### RECORDS FOR THIS EXERCISE
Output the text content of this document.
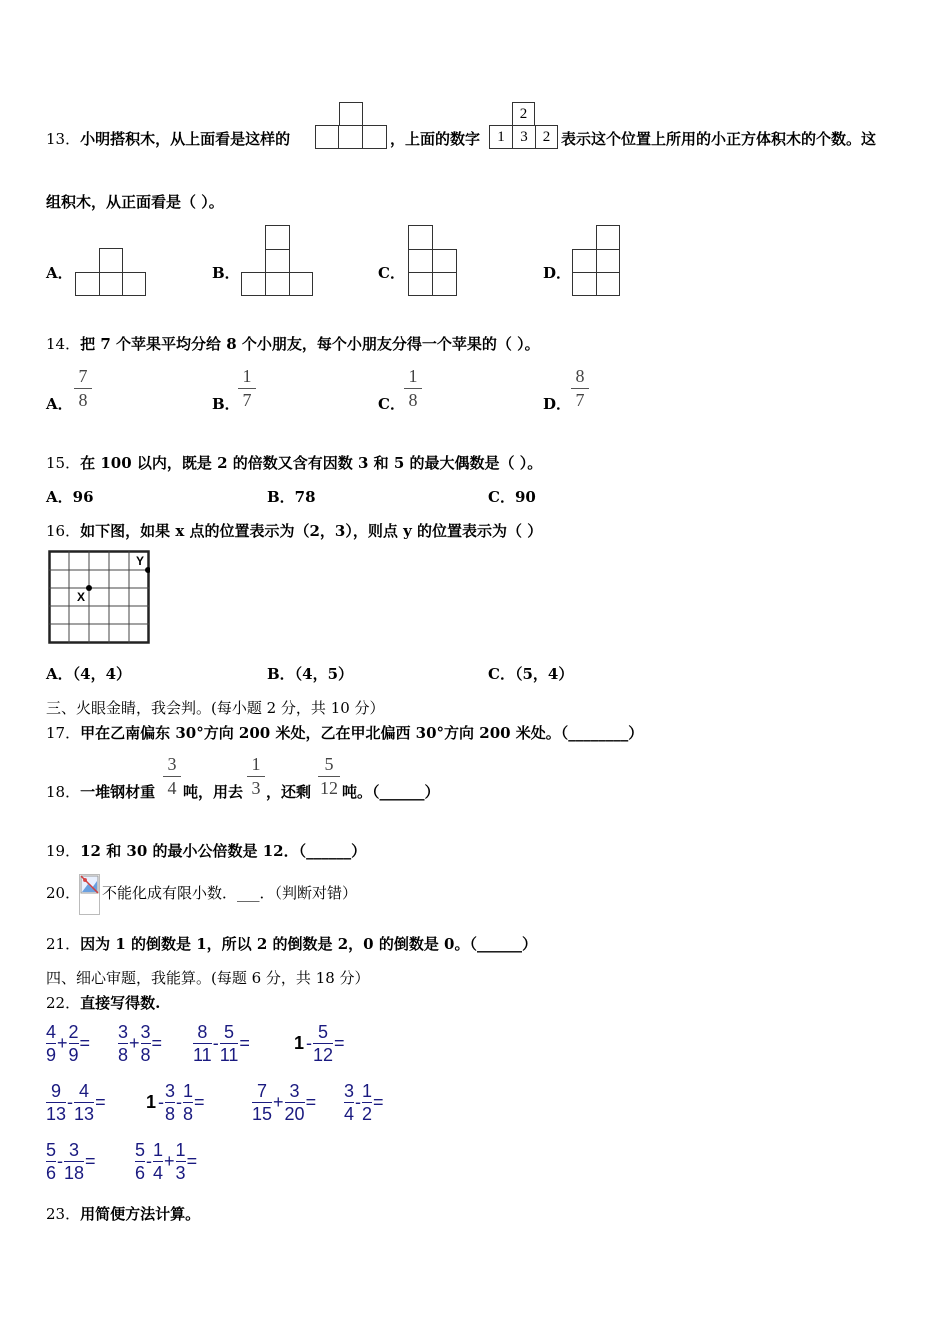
13．小明搭积木，从上面看是这样的	，上面的数字
2
1	3	2 表示这个位置上所用的小正方体积木的个数。这
组积木，从正面看是（ ）。
A．	B．	C．	D．
14．把 7 个苹果平均分给 8 个小朋友，每个小朋友分得一个苹果的（ ）。
A．
7
8	B．
1
7	C．
1
8	D．
8
7
15．在 100 以内，既是 2 的倍数又含有因数 3 和 5 的最大偶数是（ ）。
A．96	B．78	C．90
16．如下图，如果 x 点的位置表示为（2，3），则点 y 的位置表示为（ ）
X
Y
A．（4，4）	B．（4，5）	C．（5，4）
三、火眼金睛，我会判。(每小题 2 分，共 10 分）
17．甲在乙南偏东 30°方向 200 米处，乙在甲北偏西 30°方向 200 米处。（________）
18．一堆钢材重
3
4 吨，用去
1
3 ，还剩
5
12 吨。（______）
19．12 和 30 的最小公倍数是 12．（______）
20． 不能化成有限小数．___．（判断对错）
21．因为 1 的倒数是 1，所以 2 的倒数是 2，0 的倒数是 0。（______）
四、细心审题，我能算。(每题 6 分，共 18 分）
22．直接写得数.
$\frac{4}{9}+\frac{2}{9}= \frac{3}{8}+\frac{3}{8}= \frac{8}{11}-\frac{5}{11}= 1$ $-\frac{5}{12}=$
$\frac{9}{13}-\frac{4}{13}= 1$ $-\frac{3}{8}-\frac{1}{8}=$	$\frac{7}{15}+\frac{3}{20}= \frac{3}{4}-\frac{1}{2}=$
$\frac{5}{6}-\frac{3}{18}= \frac{5}{6}-\frac{1}{4}+\frac{1}{3}=$
23．用简便方法计算。
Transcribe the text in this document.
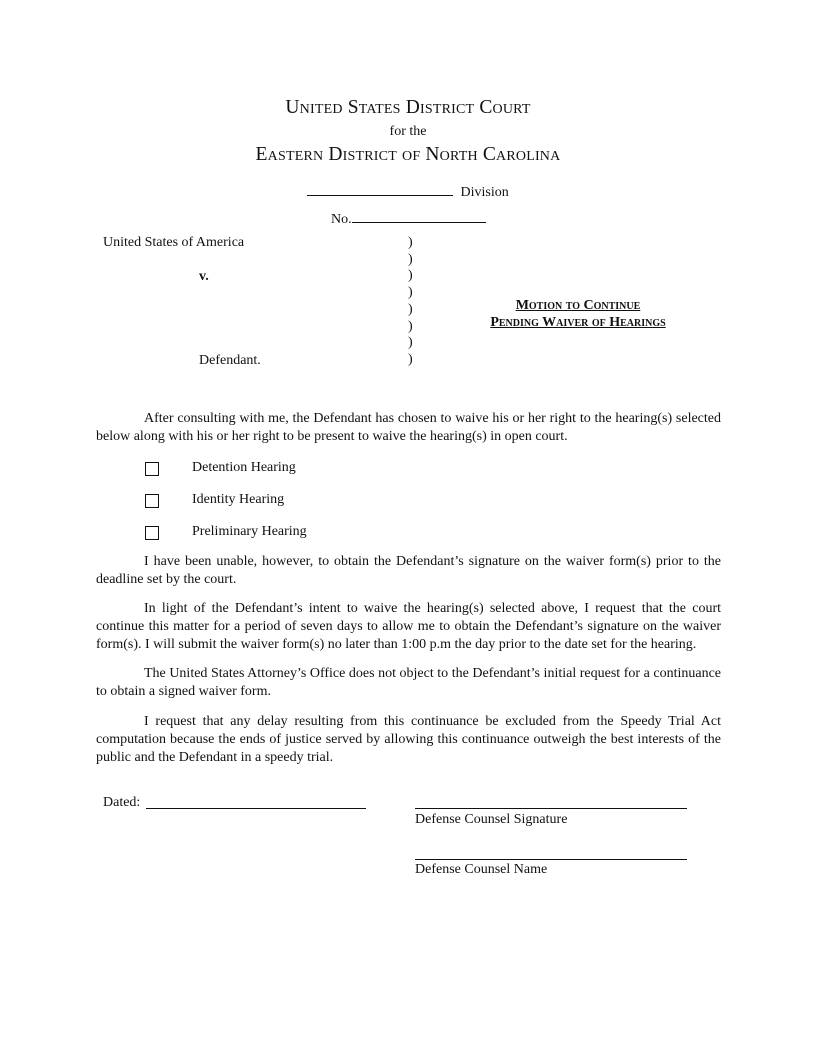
United States District Court
for the
Eastern District of North Carolina
Division
No.
United States of America
v.
Defendant.
)
)
)
)
)
)
)
)
Motion to Continue
Pending Waiver of Hearings
After consulting with me, the Defendant has chosen to waive his or her right to the hearing(s) selected below along with his or her right to be present to waive the hearing(s) in open court.
Detention Hearing
Identity Hearing
Preliminary Hearing
I have been unable, however, to obtain the Defendant’s signature on the waiver form(s) prior to the deadline set by the court.
In light of the Defendant’s intent to waive the hearing(s) selected above, I request that the court continue this matter for a period of seven days to allow me to obtain the Defendant’s signature on the waiver form(s). I will submit the waiver form(s) no later than 1:00 p.m the day prior to the date set for the hearing.
The United States Attorney’s Office does not object to the Defendant’s initial request for a continuance to obtain a signed waiver form.
I request that any delay resulting from this continuance be excluded from the Speedy Trial Act computation because the ends of justice served by allowing this continuance outweigh the best interests of the public and the Defendant in a speedy trial.
Dated:
Defense Counsel Signature
Defense Counsel Name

### GOAL
Extract the full listing exactly, with the pictures left out.

### CORRECT ANSWER
Output the text content of this document.
13．小明搭积木，从上面看是这样的	，上面的数字
2
1	3	2 表示这个位置上所用的小正方体积木的个数。这
组积木，从正面看是（ ）。
A．	B．	C．	D．
14．把 7 个苹果平均分给 8 个小朋友，每个小朋友分得一个苹果的（ ）。
A．
7
8	B．
1
7	C．
1
8	D．
8
7
15．在 100 以内，既是 2 的倍数又含有因数 3 和 5 的最大偶数是（ ）。
A．96	B．78	C．90
16．如下图，如果 x 点的位置表示为（2，3），则点 y 的位置表示为（ ）
X
Y
A．（4，4）	B．（4，5）	C．（5，4）
三、火眼金睛，我会判。(每小题 2 分，共 10 分）
17．甲在乙南偏东 30°方向 200 米处，乙在甲北偏西 30°方向 200 米处。（________）
18．一堆钢材重
3
4 吨，用去
1
3 ，还剩
5
12 吨。（______）
19．12 和 30 的最小公倍数是 12．（______）
20． 不能化成有限小数．___．（判断对错）
21．因为 1 的倒数是 1，所以 2 的倒数是 2，0 的倒数是 0。（______）
四、细心审题，我能算。(每题 6 分，共 18 分）
22．直接写得数.
$\frac{4}{9}+\frac{2}{9}= \frac{3}{8}+\frac{3}{8}= \frac{8}{11}-\frac{5}{11}= 1$ $-\frac{5}{12}=$
$\frac{9}{13}-\frac{4}{13}= 1$ $-\frac{3}{8}-\frac{1}{8}=$	$\frac{7}{15}+\frac{3}{20}= \frac{3}{4}-\frac{1}{2}=$
$\frac{5}{6}-\frac{3}{18}= \frac{5}{6}-\frac{1}{4}+\frac{1}{3}=$
23．用简便方法计算。
Transcribe the text in this document.
United States District Court
for the
Eastern District of North Carolina
Division
No.
United States of America
v.
Defendant.
)
)
)
)
)
)
)
)
Motion to Continue
Pending Waiver of Hearings
After consulting with me, the Defendant has chosen to waive his or her right to the hearing(s) selected below along with his or her right to be present to waive the hearing(s) in open court.
Detention Hearing
Identity Hearing
Preliminary Hearing
I have been unable, however, to obtain the Defendant’s signature on the waiver form(s) prior to the deadline set by the court.
In light of the Defendant’s intent to waive the hearing(s) selected above, I request that the court continue this matter for a period of seven days to allow me to obtain the Defendant’s signature on the waiver form(s). I will submit the waiver form(s) no later than 1:00 p.m the day prior to the date set for the hearing.
The United States Attorney’s Office does not object to the Defendant’s initial request for a continuance to obtain a signed waiver form.
I request that any delay resulting from this continuance be excluded from the Speedy Trial Act computation because the ends of justice served by allowing this continuance outweigh the best interests of the public and the Defendant in a speedy trial.
Dated:
Defense Counsel Signature
Defense Counsel Name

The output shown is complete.